-- Problem --
Set down, in full, every record in the block.

-- Data provided --
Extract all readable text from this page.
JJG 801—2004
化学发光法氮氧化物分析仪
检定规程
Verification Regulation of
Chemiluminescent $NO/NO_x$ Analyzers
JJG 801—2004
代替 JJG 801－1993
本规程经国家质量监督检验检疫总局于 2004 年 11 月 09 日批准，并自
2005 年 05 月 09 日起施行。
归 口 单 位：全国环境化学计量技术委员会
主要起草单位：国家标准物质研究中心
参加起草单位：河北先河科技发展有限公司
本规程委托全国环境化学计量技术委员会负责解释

-- Task answer --
Extract all readable text from this page.
JJG 801—2004
化学发光法氮氧化物分析仪
检定规程
Verification Regulation of
Chemiluminescent $NO/NO_x$ Analyzers
JJG 801—2004
代替 JJG 801－1993
本规程经国家质量监督检验检疫总局于 2004 年 11 月 09 日批准，并自
2005 年 05 月 09 日起施行。
归 口 单 位：全国环境化学计量技术委员会
主要起草单位：国家标准物质研究中心
参加起草单位：河北先河科技发展有限公司
本规程委托全国环境化学计量技术委员会负责解释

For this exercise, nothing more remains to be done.